Copy the records below exactly, leaving out every picture.

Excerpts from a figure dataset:
* * * * * * * * *

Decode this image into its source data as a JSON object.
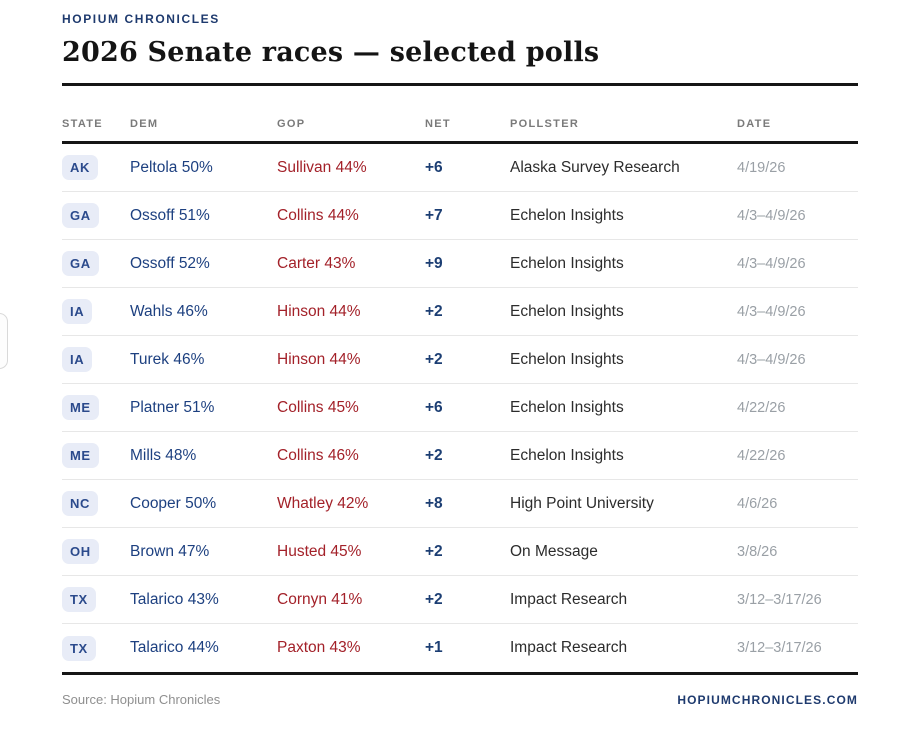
{
  "brand": {
    "eyebrow": "HOPIUM CHRONICLES",
    "title": "2026 Senate races — selected polls"
  },
  "table": {
    "columns": [
      "State",
      "Dem",
      "GOP",
      "Net",
      "Pollster",
      "Date"
    ],
    "rows": [
      {
        "state": "AK",
        "dem": "Peltola 50%",
        "gop": "Sullivan 44%",
        "net": "+6",
        "pollster": "Alaska Survey Research",
        "date": "4/19/26"
      },
      {
        "state": "GA",
        "dem": "Ossoff 51%",
        "gop": "Collins 44%",
        "net": "+7",
        "pollster": "Echelon Insights",
        "date": "4/3–4/9/26"
      },
      {
        "state": "GA",
        "dem": "Ossoff 52%",
        "gop": "Carter 43%",
        "net": "+9",
        "pollster": "Echelon Insights",
        "date": "4/3–4/9/26"
      },
      {
        "state": "IA",
        "dem": "Wahls 46%",
        "gop": "Hinson 44%",
        "net": "+2",
        "pollster": "Echelon Insights",
        "date": "4/3–4/9/26"
      },
      {
        "state": "IA",
        "dem": "Turek 46%",
        "gop": "Hinson 44%",
        "net": "+2",
        "pollster": "Echelon Insights",
        "date": "4/3–4/9/26"
      },
      {
        "state": "ME",
        "dem": "Platner 51%",
        "gop": "Collins 45%",
        "net": "+6",
        "pollster": "Echelon Insights",
        "date": "4/22/26"
      },
      {
        "state": "ME",
        "dem": "Mills 48%",
        "gop": "Collins 46%",
        "net": "+2",
        "pollster": "Echelon Insights",
        "date": "4/22/26"
      },
      {
        "state": "NC",
        "dem": "Cooper 50%",
        "gop": "Whatley 42%",
        "net": "+8",
        "pollster": "High Point University",
        "date": "4/6/26"
      },
      {
        "state": "OH",
        "dem": "Brown 47%",
        "gop": "Husted 45%",
        "net": "+2",
        "pollster": "On Message",
        "date": "3/8/26"
      },
      {
        "state": "TX",
        "dem": "Talarico 43%",
        "gop": "Cornyn 41%",
        "net": "+2",
        "pollster": "Impact Research",
        "date": "3/12–3/17/26"
      },
      {
        "state": "TX",
        "dem": "Talarico 44%",
        "gop": "Paxton 43%",
        "net": "+1",
        "pollster": "Impact Research",
        "date": "3/12–3/17/26"
      }
    ]
  },
  "footer": {
    "source": "Source: Hopium Chronicles",
    "site": "HOPIUMCHRONICLES.COM"
  },
  "colors": {
    "accent_navy": "#1e3a6e",
    "dem_blue": "#1d4080",
    "gop_red": "#a32129",
    "badge_bg": "#e8ecf7",
    "rule_dark": "#161616"
  }
}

* * * * * * * * *

WORKED ANSWER »
Decode this image into its source data as a JSON object.
{
  "brand": {
    "eyebrow": "HOPIUM CHRONICLES",
    "title": "2026 Senate races — selected polls"
  },
  "table": {
    "columns": [
      "State",
      "Dem",
      "GOP",
      "Net",
      "Pollster",
      "Date"
    ],
    "rows": [
      {
        "state": "AK",
        "dem": "Peltola 50%",
        "gop": "Sullivan 44%",
        "net": "+6",
        "pollster": "Alaska Survey Research",
        "date": "4/19/26"
      },
      {
        "state": "GA",
        "dem": "Ossoff 51%",
        "gop": "Collins 44%",
        "net": "+7",
        "pollster": "Echelon Insights",
        "date": "4/3–4/9/26"
      },
      {
        "state": "GA",
        "dem": "Ossoff 52%",
        "gop": "Carter 43%",
        "net": "+9",
        "pollster": "Echelon Insights",
        "date": "4/3–4/9/26"
      },
      {
        "state": "IA",
        "dem": "Wahls 46%",
        "gop": "Hinson 44%",
        "net": "+2",
        "pollster": "Echelon Insights",
        "date": "4/3–4/9/26"
      },
      {
        "state": "IA",
        "dem": "Turek 46%",
        "gop": "Hinson 44%",
        "net": "+2",
        "pollster": "Echelon Insights",
        "date": "4/3–4/9/26"
      },
      {
        "state": "ME",
        "dem": "Platner 51%",
        "gop": "Collins 45%",
        "net": "+6",
        "pollster": "Echelon Insights",
        "date": "4/22/26"
      },
      {
        "state": "ME",
        "dem": "Mills 48%",
        "gop": "Collins 46%",
        "net": "+2",
        "pollster": "Echelon Insights",
        "date": "4/22/26"
      },
      {
        "state": "NC",
        "dem": "Cooper 50%",
        "gop": "Whatley 42%",
        "net": "+8",
        "pollster": "High Point University",
        "date": "4/6/26"
      },
      {
        "state": "OH",
        "dem": "Brown 47%",
        "gop": "Husted 45%",
        "net": "+2",
        "pollster": "On Message",
        "date": "3/8/26"
      },
      {
        "state": "TX",
        "dem": "Talarico 43%",
        "gop": "Cornyn 41%",
        "net": "+2",
        "pollster": "Impact Research",
        "date": "3/12–3/17/26"
      },
      {
        "state": "TX",
        "dem": "Talarico 44%",
        "gop": "Paxton 43%",
        "net": "+1",
        "pollster": "Impact Research",
        "date": "3/12–3/17/26"
      }
    ]
  },
  "footer": {
    "source": "Source: Hopium Chronicles",
    "site": "HOPIUMCHRONICLES.COM"
  },
  "colors": {
    "accent_navy": "#1e3a6e",
    "dem_blue": "#1d4080",
    "gop_red": "#a32129",
    "badge_bg": "#e8ecf7",
    "rule_dark": "#161616"
  }
}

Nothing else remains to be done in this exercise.